* Start *

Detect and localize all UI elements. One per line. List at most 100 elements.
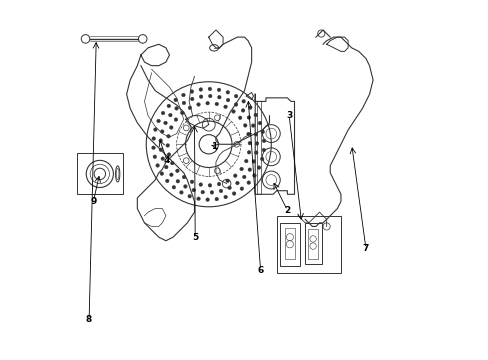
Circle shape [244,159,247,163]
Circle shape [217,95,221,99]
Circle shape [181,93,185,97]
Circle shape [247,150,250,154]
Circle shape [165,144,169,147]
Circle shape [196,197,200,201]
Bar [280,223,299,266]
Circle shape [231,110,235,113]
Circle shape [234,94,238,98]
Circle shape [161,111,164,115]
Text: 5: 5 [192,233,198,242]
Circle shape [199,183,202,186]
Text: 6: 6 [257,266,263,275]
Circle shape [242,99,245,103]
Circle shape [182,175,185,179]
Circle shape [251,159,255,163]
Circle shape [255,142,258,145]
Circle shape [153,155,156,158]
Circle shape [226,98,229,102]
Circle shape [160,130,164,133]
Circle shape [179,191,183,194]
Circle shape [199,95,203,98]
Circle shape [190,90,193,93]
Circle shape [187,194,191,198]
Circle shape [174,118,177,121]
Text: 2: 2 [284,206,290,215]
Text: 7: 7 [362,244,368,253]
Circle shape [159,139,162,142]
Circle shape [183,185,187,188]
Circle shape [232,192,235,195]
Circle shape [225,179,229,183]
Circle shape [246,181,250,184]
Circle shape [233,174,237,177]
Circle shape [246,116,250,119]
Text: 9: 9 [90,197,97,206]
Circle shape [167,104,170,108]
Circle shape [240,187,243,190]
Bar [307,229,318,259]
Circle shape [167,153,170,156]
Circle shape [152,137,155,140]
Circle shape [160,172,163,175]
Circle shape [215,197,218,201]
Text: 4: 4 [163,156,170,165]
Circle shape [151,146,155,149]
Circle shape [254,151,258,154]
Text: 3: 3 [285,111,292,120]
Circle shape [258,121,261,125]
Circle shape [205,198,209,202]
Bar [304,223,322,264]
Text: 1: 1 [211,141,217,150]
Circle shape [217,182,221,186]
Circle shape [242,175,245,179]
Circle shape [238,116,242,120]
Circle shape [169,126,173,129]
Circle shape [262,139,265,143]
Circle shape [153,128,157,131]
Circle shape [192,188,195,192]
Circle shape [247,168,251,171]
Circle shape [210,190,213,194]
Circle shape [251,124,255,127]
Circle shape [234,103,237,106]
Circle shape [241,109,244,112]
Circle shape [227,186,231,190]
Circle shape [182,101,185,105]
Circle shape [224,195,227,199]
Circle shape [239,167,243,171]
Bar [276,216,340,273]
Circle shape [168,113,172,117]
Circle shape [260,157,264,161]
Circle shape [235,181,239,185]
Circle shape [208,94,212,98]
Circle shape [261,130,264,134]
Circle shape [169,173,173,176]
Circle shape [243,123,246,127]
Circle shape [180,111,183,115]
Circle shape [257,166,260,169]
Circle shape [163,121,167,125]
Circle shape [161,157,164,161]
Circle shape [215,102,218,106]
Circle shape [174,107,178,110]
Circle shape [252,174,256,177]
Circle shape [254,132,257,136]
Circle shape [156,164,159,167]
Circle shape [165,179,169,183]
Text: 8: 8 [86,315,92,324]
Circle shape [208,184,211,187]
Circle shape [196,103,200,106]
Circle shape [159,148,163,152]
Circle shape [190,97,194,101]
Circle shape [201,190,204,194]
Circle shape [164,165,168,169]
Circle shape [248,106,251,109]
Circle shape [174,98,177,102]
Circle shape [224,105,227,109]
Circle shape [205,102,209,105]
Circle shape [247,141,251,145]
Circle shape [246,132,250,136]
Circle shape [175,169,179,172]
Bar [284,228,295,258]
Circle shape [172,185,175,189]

* End *

Please retype the lines above word for word, leaving out the pictures.

EXERCISE ANSWER.
Detect and localize all UI elements. One per line. List at most 100 elements.
Circle shape [244,159,247,163]
Circle shape [217,95,221,99]
Circle shape [181,93,185,97]
Circle shape [247,150,250,154]
Circle shape [165,144,169,147]
Circle shape [196,197,200,201]
Bar [280,223,299,266]
Circle shape [231,110,235,113]
Circle shape [234,94,238,98]
Circle shape [161,111,164,115]
Text: 5: 5 [192,233,198,242]
Circle shape [199,183,202,186]
Text: 6: 6 [257,266,263,275]
Circle shape [242,99,245,103]
Circle shape [182,175,185,179]
Circle shape [251,159,255,163]
Circle shape [255,142,258,145]
Circle shape [153,155,156,158]
Circle shape [226,98,229,102]
Circle shape [160,130,164,133]
Circle shape [179,191,183,194]
Circle shape [199,95,203,98]
Circle shape [190,90,193,93]
Circle shape [187,194,191,198]
Circle shape [174,118,177,121]
Text: 2: 2 [284,206,290,215]
Text: 7: 7 [362,244,368,253]
Circle shape [159,139,162,142]
Circle shape [183,185,187,188]
Circle shape [232,192,235,195]
Circle shape [225,179,229,183]
Circle shape [246,181,250,184]
Circle shape [233,174,237,177]
Circle shape [246,116,250,119]
Text: 9: 9 [90,197,97,206]
Circle shape [167,104,170,108]
Circle shape [240,187,243,190]
Bar [307,229,318,259]
Circle shape [167,153,170,156]
Circle shape [152,137,155,140]
Circle shape [160,172,163,175]
Circle shape [215,197,218,201]
Text: 4: 4 [163,156,170,165]
Circle shape [151,146,155,149]
Circle shape [254,151,258,154]
Text: 3: 3 [285,111,292,120]
Circle shape [258,121,261,125]
Circle shape [205,198,209,202]
Bar [304,223,322,264]
Text: 1: 1 [211,141,217,150]
Circle shape [217,182,221,186]
Circle shape [242,175,245,179]
Circle shape [238,116,242,120]
Circle shape [169,126,173,129]
Circle shape [262,139,265,143]
Circle shape [153,128,157,131]
Circle shape [192,188,195,192]
Circle shape [247,168,251,171]
Circle shape [210,190,213,194]
Circle shape [251,124,255,127]
Circle shape [234,103,237,106]
Circle shape [241,109,244,112]
Circle shape [227,186,231,190]
Circle shape [182,101,185,105]
Circle shape [224,195,227,199]
Circle shape [239,167,243,171]
Bar [276,216,340,273]
Circle shape [168,113,172,117]
Circle shape [260,157,264,161]
Circle shape [235,181,239,185]
Circle shape [208,94,212,98]
Circle shape [261,130,264,134]
Circle shape [169,173,173,176]
Circle shape [243,123,246,127]
Circle shape [180,111,183,115]
Circle shape [257,166,260,169]
Circle shape [163,121,167,125]
Circle shape [161,157,164,161]
Circle shape [215,102,218,106]
Circle shape [174,107,178,110]
Circle shape [252,174,256,177]
Circle shape [254,132,257,136]
Circle shape [156,164,159,167]
Circle shape [165,179,169,183]
Text: 8: 8 [86,315,92,324]
Circle shape [208,184,211,187]
Circle shape [196,103,200,106]
Circle shape [159,148,163,152]
Circle shape [190,97,194,101]
Circle shape [201,190,204,194]
Circle shape [164,165,168,169]
Circle shape [248,106,251,109]
Circle shape [174,98,177,102]
Circle shape [224,105,227,109]
Circle shape [205,102,209,105]
Circle shape [247,141,251,145]
Circle shape [246,132,250,136]
Circle shape [175,169,179,172]
Bar [284,228,295,258]
Circle shape [172,185,175,189]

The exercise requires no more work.